• 作成するもの: 下の行を最初の行から「818, 824, 830]」を含む行まで、JSONの文字列リストとして並べること。1行を1つの文字列とし、空行は入れない。

(枠付きレイアウト項目の一覧)

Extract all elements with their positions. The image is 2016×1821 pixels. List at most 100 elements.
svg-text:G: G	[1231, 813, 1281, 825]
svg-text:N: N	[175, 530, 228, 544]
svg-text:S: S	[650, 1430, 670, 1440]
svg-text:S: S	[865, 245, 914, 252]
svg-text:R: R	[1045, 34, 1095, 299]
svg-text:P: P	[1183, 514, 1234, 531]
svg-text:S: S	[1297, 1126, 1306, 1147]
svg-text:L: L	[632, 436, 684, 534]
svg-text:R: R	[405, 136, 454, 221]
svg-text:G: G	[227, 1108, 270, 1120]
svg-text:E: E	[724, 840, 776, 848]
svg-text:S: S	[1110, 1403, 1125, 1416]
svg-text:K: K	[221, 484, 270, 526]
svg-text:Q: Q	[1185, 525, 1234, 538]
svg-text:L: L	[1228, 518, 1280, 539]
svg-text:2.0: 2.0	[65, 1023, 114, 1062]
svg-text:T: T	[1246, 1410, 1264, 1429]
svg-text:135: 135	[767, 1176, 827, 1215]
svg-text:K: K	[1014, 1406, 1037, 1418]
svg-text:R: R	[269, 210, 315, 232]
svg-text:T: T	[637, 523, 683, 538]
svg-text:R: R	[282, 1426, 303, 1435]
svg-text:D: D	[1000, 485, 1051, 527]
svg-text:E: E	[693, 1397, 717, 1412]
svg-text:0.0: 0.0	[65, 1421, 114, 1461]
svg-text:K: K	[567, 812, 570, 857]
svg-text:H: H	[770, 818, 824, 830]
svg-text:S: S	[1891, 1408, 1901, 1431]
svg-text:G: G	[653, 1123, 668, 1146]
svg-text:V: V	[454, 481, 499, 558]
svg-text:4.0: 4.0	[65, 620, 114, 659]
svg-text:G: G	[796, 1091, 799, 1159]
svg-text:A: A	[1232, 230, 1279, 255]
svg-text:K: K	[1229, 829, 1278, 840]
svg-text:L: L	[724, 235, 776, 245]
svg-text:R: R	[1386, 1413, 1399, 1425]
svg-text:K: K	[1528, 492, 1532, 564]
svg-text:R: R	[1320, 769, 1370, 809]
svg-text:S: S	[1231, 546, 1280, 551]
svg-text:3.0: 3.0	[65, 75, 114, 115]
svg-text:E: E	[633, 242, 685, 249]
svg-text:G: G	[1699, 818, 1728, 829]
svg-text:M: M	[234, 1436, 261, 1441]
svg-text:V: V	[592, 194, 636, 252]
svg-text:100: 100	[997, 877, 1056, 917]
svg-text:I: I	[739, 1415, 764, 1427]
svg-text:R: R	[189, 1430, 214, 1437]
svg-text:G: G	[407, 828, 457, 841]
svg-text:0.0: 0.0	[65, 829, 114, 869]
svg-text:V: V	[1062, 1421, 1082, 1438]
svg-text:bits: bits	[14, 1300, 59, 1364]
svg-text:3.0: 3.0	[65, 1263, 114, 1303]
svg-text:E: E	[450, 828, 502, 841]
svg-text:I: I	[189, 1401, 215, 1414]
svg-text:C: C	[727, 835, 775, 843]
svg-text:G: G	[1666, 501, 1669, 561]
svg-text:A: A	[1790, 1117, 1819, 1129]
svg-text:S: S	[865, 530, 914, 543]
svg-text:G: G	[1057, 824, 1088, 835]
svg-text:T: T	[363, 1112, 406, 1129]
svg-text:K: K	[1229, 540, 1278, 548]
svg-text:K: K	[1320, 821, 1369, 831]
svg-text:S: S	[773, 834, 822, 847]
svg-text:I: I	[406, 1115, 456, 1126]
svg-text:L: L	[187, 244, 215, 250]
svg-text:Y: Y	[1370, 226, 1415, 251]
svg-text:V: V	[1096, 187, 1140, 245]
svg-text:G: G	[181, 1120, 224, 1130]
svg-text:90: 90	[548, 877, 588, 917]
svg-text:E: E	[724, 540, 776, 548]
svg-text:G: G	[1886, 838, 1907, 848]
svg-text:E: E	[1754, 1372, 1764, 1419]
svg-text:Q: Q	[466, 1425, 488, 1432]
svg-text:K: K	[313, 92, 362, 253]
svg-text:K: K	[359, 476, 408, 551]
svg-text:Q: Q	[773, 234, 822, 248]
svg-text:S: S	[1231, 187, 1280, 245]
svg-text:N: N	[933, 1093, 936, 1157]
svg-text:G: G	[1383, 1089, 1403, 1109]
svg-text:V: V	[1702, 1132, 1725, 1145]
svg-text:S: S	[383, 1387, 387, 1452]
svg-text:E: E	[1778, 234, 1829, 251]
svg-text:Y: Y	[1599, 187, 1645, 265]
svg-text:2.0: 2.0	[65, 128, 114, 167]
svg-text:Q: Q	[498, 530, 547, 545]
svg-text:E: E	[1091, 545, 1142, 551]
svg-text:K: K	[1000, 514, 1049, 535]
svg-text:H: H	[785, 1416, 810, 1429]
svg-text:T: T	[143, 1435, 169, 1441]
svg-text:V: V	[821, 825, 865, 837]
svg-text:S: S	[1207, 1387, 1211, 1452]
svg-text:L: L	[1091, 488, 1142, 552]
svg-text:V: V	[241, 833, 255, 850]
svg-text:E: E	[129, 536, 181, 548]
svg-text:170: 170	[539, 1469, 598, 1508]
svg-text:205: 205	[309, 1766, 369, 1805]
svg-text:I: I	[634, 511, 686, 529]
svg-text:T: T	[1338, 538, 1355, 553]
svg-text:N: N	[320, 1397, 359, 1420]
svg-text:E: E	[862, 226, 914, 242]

• この問題の解答:
[
  "Extract all elements with their positions. The image is 2016×1821 pixels. List at most 100 elements.",
  "svg-text:G: G\t[1231, 813, 1281, 825]",
  "svg-text:N: N\t[175, 530, 228, 544]",
  "svg-text:S: S\t[650, 1430, 670, 1440]",
  "svg-text:S: S\t[865, 245, 914, 252]",
  "svg-text:R: R\t[1045, 34, 1095, 299]",
  "svg-text:P: P\t[1183, 514, 1234, 531]",
  "svg-text:S: S\t[1297, 1126, 1306, 1147]",
  "svg-text:L: L\t[632, 436, 684, 534]",
  "svg-text:R: R\t[405, 136, 454, 221]",
  "svg-text:G: G\t[227, 1108, 270, 1120]",
  "svg-text:E: E\t[724, 840, 776, 848]",
  "svg-text:S: S\t[1110, 1403, 1125, 1416]",
  "svg-text:K: K\t[221, 484, 270, 526]",
  "svg-text:Q: Q\t[1185, 525, 1234, 538]",
  "svg-text:L: L\t[1228, 518, 1280, 539]",
  "svg-text:2.0: 2.0\t[65, 1023, 114, 1062]",
  "svg-text:T: T\t[1246, 1410, 1264, 1429]",
  "svg-text:135: 135\t[767, 1176, 827, 1215]",
  "svg-text:K: K\t[1014, 1406, 1037, 1418]",
  "svg-text:R: R\t[269, 210, 315, 232]",
  "svg-text:T: T\t[637, 523, 683, 538]",
  "svg-text:R: R\t[282, 1426, 303, 1435]",
  "svg-text:D: D\t[1000, 485, 1051, 527]",
  "svg-text:E: E\t[693, 1397, 717, 1412]",
  "svg-text:0.0: 0.0\t[65, 1421, 114, 1461]",
  "svg-text:K: K\t[567, 812, 570, 857]",
  "svg-text:H: H\t[770, 818, 824, 830]"
]